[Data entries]

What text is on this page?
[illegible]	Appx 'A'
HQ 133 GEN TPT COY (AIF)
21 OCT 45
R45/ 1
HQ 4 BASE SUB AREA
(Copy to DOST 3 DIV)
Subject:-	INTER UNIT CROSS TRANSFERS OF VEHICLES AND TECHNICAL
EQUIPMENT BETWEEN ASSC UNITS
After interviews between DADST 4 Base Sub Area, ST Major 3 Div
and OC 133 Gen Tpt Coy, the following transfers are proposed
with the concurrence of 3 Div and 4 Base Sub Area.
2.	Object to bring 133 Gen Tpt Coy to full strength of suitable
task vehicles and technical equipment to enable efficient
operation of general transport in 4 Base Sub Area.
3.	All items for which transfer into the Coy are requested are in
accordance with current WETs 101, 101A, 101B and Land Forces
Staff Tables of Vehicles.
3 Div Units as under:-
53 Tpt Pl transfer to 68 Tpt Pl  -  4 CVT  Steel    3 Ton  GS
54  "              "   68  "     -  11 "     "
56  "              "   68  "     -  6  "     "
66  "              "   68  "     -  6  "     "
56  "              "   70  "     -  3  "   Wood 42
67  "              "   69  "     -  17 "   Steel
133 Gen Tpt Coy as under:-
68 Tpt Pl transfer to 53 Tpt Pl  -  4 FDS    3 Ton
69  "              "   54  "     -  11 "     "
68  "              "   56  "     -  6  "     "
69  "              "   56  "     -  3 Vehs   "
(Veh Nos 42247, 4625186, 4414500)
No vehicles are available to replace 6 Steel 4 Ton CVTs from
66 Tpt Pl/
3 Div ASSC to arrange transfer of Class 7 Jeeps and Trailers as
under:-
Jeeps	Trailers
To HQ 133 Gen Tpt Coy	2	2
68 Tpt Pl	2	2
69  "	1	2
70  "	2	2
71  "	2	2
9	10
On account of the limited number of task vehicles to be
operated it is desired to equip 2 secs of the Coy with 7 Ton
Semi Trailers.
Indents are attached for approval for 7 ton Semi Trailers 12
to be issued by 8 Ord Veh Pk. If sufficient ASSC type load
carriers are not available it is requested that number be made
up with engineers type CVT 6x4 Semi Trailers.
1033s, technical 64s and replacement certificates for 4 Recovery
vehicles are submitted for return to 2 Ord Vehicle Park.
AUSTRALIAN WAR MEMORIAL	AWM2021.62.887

> [What is needed]:
Print back all the lines verbatim.

> [Response for this exercise]:
What text is on this page?
[illegible]	Appx 'A'
HQ 133 GEN TPT COY (AIF)
21 OCT 45
R45/ 1
HQ 4 BASE SUB AREA
(Copy to DOST 3 DIV)
Subject:-	INTER UNIT CROSS TRANSFERS OF VEHICLES AND TECHNICAL
EQUIPMENT BETWEEN ASSC UNITS
After interviews between DADST 4 Base Sub Area, ST Major 3 Div
and OC 133 Gen Tpt Coy, the following transfers are proposed
with the concurrence of 3 Div and 4 Base Sub Area.
2.	Object to bring 133 Gen Tpt Coy to full strength of suitable
task vehicles and technical equipment to enable efficient
operation of general transport in 4 Base Sub Area.
3.	All items for which transfer into the Coy are requested are in
accordance with current WETs 101, 101A, 101B and Land Forces
Staff Tables of Vehicles.
3 Div Units as under:-
53 Tpt Pl transfer to 68 Tpt Pl  -  4 CVT  Steel    3 Ton  GS
54  "              "   68  "     -  11 "     "
56  "              "   68  "     -  6  "     "
66  "              "   68  "     -  6  "     "
56  "              "   70  "     -  3  "   Wood 42
67  "              "   69  "     -  17 "   Steel
133 Gen Tpt Coy as under:-
68 Tpt Pl transfer to 53 Tpt Pl  -  4 FDS    3 Ton
69  "              "   54  "     -  11 "     "
68  "              "   56  "     -  6  "     "
69  "              "   56  "     -  3 Vehs   "
(Veh Nos 42247, 4625186, 4414500)
No vehicles are available to replace 6 Steel 4 Ton CVTs from
66 Tpt Pl/
3 Div ASSC to arrange transfer of Class 7 Jeeps and Trailers as
under:-
Jeeps	Trailers
To HQ 133 Gen Tpt Coy	2	2
68 Tpt Pl	2	2
69  "	1	2
70  "	2	2
71  "	2	2
9	10
On account of the limited number of task vehicles to be
operated it is desired to equip 2 secs of the Coy with 7 Ton
Semi Trailers.
Indents are attached for approval for 7 ton Semi Trailers 12
to be issued by 8 Ord Veh Pk. If sufficient ASSC type load
carriers are not available it is requested that number be made
up with engineers type CVT 6x4 Semi Trailers.
1033s, technical 64s and replacement certificates for 4 Recovery
vehicles are submitted for return to 2 Ord Vehicle Park.
AUSTRALIAN WAR MEMORIAL	AWM2021.62.887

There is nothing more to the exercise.